| STATED TASK |
Print all of the entries exactly, minus the pictures.

| Dataset records |
---------------

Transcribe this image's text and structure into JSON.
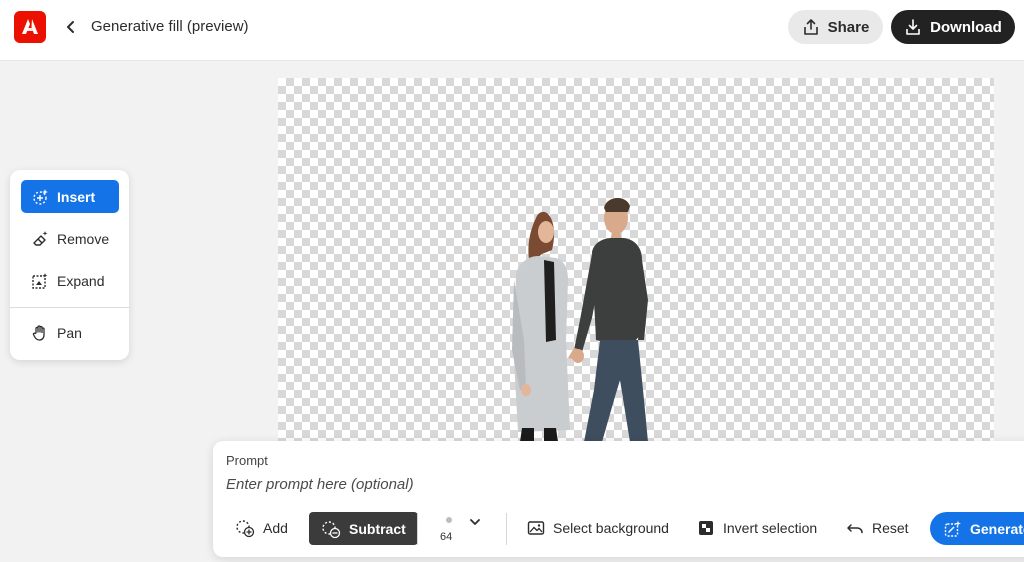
{
  "header": {
    "logo_icon": "adobe-express-logo",
    "back_icon": "chevron-left-icon",
    "title": "Generative fill (preview)",
    "share_label": "Share",
    "download_label": "Download"
  },
  "tools": {
    "items": [
      {
        "label": "Insert",
        "icon": "insert-sparkle-icon",
        "active": true
      },
      {
        "label": "Remove",
        "icon": "eraser-icon",
        "active": false
      },
      {
        "label": "Expand",
        "icon": "expand-icon",
        "active": false
      },
      {
        "label": "Pan",
        "icon": "hand-icon",
        "active": false
      }
    ]
  },
  "prompt": {
    "label": "Prompt",
    "placeholder": "Enter prompt here (optional)",
    "value": ""
  },
  "selection": {
    "add_label": "Add",
    "subtract_label": "Subtract",
    "brush_size": "64",
    "select_background_label": "Select background",
    "invert_selection_label": "Invert selection",
    "reset_label": "Reset",
    "generate_label": "Generate"
  },
  "colors": {
    "accent": "#1473e6",
    "brand": "#eb1000",
    "dark_button": "#222222"
  }
}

---------------

| RIGHT ANSWER |
Transcribe this image's text and structure into JSON.
{
  "header": {
    "logo_icon": "adobe-express-logo",
    "back_icon": "chevron-left-icon",
    "title": "Generative fill (preview)",
    "share_label": "Share",
    "download_label": "Download"
  },
  "tools": {
    "items": [
      {
        "label": "Insert",
        "icon": "insert-sparkle-icon",
        "active": true
      },
      {
        "label": "Remove",
        "icon": "eraser-icon",
        "active": false
      },
      {
        "label": "Expand",
        "icon": "expand-icon",
        "active": false
      },
      {
        "label": "Pan",
        "icon": "hand-icon",
        "active": false
      }
    ]
  },
  "prompt": {
    "label": "Prompt",
    "placeholder": "Enter prompt here (optional)",
    "value": ""
  },
  "selection": {
    "add_label": "Add",
    "subtract_label": "Subtract",
    "brush_size": "64",
    "select_background_label": "Select background",
    "invert_selection_label": "Invert selection",
    "reset_label": "Reset",
    "generate_label": "Generate"
  },
  "colors": {
    "accent": "#1473e6",
    "brand": "#eb1000",
    "dark_button": "#222222"
  }
}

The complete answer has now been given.